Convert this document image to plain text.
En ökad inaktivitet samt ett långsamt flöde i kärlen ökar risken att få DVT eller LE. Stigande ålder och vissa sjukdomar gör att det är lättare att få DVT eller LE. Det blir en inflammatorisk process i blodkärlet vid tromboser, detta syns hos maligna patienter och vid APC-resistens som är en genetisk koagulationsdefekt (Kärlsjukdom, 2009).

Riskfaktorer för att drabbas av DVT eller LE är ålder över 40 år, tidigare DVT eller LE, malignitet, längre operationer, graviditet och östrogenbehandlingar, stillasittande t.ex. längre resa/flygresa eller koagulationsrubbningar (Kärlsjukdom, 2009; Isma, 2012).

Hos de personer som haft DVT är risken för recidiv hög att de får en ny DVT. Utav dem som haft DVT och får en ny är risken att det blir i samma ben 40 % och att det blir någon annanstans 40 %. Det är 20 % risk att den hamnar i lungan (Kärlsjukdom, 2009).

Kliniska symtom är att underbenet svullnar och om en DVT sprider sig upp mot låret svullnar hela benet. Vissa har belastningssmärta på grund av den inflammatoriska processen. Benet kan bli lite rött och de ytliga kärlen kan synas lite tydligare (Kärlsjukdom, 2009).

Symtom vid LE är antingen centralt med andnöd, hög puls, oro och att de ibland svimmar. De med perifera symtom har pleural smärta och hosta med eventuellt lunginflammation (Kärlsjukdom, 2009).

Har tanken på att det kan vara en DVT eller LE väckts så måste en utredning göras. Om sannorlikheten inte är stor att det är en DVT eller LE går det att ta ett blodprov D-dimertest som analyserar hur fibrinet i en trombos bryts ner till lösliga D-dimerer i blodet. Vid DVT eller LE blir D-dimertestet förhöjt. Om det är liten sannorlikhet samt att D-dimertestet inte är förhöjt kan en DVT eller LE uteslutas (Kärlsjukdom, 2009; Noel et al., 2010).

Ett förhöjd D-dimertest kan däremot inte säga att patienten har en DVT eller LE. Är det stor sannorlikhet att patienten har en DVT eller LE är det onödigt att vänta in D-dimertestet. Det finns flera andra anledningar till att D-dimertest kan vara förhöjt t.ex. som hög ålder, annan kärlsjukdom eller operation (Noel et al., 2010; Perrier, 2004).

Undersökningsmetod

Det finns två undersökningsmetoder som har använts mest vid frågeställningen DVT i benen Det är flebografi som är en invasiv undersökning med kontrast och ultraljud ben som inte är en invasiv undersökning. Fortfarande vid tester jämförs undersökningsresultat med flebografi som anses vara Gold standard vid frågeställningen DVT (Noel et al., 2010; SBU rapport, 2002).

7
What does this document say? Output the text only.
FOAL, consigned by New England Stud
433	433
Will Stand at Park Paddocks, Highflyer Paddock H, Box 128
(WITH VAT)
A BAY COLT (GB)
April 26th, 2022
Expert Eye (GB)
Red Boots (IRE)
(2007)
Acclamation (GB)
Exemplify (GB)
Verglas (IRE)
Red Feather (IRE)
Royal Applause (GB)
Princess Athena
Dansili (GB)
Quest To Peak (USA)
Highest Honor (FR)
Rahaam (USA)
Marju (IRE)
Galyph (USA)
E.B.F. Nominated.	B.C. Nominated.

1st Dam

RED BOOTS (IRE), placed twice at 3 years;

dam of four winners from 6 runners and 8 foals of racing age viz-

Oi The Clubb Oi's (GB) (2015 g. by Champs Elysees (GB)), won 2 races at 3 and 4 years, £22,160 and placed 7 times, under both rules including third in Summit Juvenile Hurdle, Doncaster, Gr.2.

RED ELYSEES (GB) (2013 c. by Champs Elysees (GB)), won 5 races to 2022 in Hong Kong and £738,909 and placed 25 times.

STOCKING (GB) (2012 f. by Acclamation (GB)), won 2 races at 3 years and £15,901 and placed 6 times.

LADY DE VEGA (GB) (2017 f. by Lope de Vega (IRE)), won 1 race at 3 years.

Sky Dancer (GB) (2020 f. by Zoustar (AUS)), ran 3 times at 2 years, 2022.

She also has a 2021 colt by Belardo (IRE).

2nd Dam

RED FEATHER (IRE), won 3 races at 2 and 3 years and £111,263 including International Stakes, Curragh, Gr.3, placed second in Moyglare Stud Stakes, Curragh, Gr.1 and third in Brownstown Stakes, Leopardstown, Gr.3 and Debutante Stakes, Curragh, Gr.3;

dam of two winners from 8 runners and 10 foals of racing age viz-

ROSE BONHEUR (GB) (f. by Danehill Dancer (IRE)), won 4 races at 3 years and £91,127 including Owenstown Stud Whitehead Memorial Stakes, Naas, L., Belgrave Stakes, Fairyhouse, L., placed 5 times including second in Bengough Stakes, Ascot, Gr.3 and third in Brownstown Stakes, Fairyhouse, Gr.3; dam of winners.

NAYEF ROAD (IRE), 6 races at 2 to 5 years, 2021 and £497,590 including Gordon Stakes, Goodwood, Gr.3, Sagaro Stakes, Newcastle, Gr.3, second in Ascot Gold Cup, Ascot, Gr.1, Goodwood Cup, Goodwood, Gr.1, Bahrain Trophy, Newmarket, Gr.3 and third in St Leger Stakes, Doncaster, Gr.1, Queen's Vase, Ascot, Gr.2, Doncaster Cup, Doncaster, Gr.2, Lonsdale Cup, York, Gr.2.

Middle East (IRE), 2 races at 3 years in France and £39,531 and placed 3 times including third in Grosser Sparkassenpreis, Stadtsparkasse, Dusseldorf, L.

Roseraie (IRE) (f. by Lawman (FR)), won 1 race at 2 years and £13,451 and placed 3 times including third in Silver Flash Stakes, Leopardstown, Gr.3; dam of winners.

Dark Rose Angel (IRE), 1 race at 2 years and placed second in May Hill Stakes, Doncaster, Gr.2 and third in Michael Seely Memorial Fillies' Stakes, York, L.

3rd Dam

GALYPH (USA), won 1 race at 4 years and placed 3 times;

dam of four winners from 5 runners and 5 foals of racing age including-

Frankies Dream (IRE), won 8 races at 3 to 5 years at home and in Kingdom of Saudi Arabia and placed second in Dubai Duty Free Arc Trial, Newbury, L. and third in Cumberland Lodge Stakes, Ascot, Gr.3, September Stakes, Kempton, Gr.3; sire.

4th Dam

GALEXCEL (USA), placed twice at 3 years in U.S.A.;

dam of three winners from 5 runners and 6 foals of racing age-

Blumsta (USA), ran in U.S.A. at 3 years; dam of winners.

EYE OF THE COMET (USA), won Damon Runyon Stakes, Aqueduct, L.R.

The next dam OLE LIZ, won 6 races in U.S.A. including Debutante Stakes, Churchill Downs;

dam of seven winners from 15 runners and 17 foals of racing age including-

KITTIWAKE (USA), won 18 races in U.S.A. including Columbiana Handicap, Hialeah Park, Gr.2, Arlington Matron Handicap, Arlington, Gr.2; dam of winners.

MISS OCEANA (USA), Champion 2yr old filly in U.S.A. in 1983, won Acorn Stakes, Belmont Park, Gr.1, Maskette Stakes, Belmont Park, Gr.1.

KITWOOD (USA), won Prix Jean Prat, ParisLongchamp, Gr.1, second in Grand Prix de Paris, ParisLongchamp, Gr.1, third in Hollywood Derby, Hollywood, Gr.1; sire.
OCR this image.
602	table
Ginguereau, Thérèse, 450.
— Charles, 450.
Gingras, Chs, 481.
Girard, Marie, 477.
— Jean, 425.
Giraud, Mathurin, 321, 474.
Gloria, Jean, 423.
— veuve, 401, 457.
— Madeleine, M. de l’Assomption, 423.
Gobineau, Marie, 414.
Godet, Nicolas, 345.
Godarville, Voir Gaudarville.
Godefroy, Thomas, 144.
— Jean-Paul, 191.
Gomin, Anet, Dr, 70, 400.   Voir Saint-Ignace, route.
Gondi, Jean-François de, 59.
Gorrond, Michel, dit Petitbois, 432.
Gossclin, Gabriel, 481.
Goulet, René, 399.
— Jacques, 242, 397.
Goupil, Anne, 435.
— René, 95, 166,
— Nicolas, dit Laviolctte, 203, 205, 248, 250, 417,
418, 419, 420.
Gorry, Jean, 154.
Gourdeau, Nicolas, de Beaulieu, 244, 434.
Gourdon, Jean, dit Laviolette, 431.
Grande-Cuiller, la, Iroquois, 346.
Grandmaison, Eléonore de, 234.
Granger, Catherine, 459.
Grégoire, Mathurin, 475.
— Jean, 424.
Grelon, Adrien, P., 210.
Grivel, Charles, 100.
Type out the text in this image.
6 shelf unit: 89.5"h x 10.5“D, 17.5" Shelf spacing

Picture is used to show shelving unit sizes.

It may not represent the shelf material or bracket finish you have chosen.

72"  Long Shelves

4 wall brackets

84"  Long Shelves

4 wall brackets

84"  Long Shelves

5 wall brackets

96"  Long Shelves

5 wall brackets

WHAT NEEDS TO BE DONE: Filter the records above and return every line that holds the word "text".

SOLUTION:
Convert this document image to plain text.
What does this document say? Output the text only.
Type out the text in this image.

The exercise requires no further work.